[Figure record extracts]
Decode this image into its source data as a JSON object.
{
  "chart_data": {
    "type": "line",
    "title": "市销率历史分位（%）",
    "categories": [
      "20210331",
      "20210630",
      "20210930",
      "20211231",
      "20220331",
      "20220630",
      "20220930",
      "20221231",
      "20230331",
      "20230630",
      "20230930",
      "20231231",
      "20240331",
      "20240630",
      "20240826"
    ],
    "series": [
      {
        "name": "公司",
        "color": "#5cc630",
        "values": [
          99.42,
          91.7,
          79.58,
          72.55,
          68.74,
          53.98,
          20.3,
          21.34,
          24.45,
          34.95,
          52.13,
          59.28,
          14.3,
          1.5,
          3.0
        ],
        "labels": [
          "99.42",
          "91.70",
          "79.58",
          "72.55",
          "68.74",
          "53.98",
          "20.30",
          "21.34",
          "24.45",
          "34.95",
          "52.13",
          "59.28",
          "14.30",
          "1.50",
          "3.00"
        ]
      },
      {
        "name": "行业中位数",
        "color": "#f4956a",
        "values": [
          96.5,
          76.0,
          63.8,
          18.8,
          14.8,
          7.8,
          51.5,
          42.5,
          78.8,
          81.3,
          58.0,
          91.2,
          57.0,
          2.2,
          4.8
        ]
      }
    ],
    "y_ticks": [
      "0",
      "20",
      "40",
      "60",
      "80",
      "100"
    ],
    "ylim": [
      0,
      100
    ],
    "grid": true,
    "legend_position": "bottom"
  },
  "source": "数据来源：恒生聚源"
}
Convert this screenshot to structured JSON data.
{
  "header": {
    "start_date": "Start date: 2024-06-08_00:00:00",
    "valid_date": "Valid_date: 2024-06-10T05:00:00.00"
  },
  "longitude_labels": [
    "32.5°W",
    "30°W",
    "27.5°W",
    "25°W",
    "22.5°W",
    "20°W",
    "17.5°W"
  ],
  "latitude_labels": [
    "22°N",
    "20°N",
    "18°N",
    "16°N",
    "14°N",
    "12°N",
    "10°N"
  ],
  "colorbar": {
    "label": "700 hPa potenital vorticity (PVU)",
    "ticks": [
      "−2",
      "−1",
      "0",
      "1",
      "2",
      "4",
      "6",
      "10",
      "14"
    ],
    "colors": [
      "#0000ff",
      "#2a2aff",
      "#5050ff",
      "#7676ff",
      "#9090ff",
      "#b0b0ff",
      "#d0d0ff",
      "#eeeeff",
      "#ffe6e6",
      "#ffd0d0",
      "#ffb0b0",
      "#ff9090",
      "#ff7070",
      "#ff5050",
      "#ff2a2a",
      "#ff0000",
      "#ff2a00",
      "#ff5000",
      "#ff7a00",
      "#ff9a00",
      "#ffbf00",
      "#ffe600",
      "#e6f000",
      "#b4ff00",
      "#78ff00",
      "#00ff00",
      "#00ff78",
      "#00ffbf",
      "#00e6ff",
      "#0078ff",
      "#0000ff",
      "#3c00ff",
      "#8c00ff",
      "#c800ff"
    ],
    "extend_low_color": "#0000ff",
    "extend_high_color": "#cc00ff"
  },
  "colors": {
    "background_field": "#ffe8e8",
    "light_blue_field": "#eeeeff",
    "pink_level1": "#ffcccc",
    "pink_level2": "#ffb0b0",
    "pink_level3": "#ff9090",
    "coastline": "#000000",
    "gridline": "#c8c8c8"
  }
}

**WHAT YOU ARE ASKED TO DO**
Write out the whole listing again, exactly as it stands.

**PROBLEM SOLUTION**
Decode this image into its source data as a JSON object.
{
  "chart_data": {
    "type": "line",
    "title": "市销率历史分位（%）",
    "categories": [
      "20210331",
      "20210630",
      "20210930",
      "20211231",
      "20220331",
      "20220630",
      "20220930",
      "20221231",
      "20230331",
      "20230630",
      "20230930",
      "20231231",
      "20240331",
      "20240630",
      "20240826"
    ],
    "series": [
      {
        "name": "公司",
        "color": "#5cc630",
        "values": [
          99.42,
          91.7,
          79.58,
          72.55,
          68.74,
          53.98,
          20.3,
          21.34,
          24.45,
          34.95,
          52.13,
          59.28,
          14.3,
          1.5,
          3.0
        ],
        "labels": [
          "99.42",
          "91.70",
          "79.58",
          "72.55",
          "68.74",
          "53.98",
          "20.30",
          "21.34",
          "24.45",
          "34.95",
          "52.13",
          "59.28",
          "14.30",
          "1.50",
          "3.00"
        ]
      },
      {
        "name": "行业中位数",
        "color": "#f4956a",
        "values": [
          96.5,
          76.0,
          63.8,
          18.8,
          14.8,
          7.8,
          51.5,
          42.5,
          78.8,
          81.3,
          58.0,
          91.2,
          57.0,
          2.2,
          4.8
        ]
      }
    ],
    "y_ticks": [
      "0",
      "20",
      "40",
      "60",
      "80",
      "100"
    ],
    "ylim": [
      0,
      100
    ],
    "grid": true,
    "legend_position": "bottom"
  },
  "source": "数据来源：恒生聚源"
}
Convert this screenshot to structured JSON data.
{
  "header": {
    "start_date": "Start date: 2024-06-08_00:00:00",
    "valid_date": "Valid_date: 2024-06-10T05:00:00.00"
  },
  "longitude_labels": [
    "32.5°W",
    "30°W",
    "27.5°W",
    "25°W",
    "22.5°W",
    "20°W",
    "17.5°W"
  ],
  "latitude_labels": [
    "22°N",
    "20°N",
    "18°N",
    "16°N",
    "14°N",
    "12°N",
    "10°N"
  ],
  "colorbar": {
    "label": "700 hPa potenital vorticity (PVU)",
    "ticks": [
      "−2",
      "−1",
      "0",
      "1",
      "2",
      "4",
      "6",
      "10",
      "14"
    ],
    "colors": [
      "#0000ff",
      "#2a2aff",
      "#5050ff",
      "#7676ff",
      "#9090ff",
      "#b0b0ff",
      "#d0d0ff",
      "#eeeeff",
      "#ffe6e6",
      "#ffd0d0",
      "#ffb0b0",
      "#ff9090",
      "#ff7070",
      "#ff5050",
      "#ff2a2a",
      "#ff0000",
      "#ff2a00",
      "#ff5000",
      "#ff7a00",
      "#ff9a00",
      "#ffbf00",
      "#ffe600",
      "#e6f000",
      "#b4ff00",
      "#78ff00",
      "#00ff00",
      "#00ff78",
      "#00ffbf",
      "#00e6ff",
      "#0078ff",
      "#0000ff",
      "#3c00ff",
      "#8c00ff",
      "#c800ff"
    ],
    "extend_low_color": "#0000ff",
    "extend_high_color": "#cc00ff"
  },
  "colors": {
    "background_field": "#ffe8e8",
    "light_blue_field": "#eeeeff",
    "pink_level1": "#ffcccc",
    "pink_level2": "#ffb0b0",
    "pink_level3": "#ff9090",
    "coastline": "#000000",
    "gridline": "#c8c8c8"
  }
}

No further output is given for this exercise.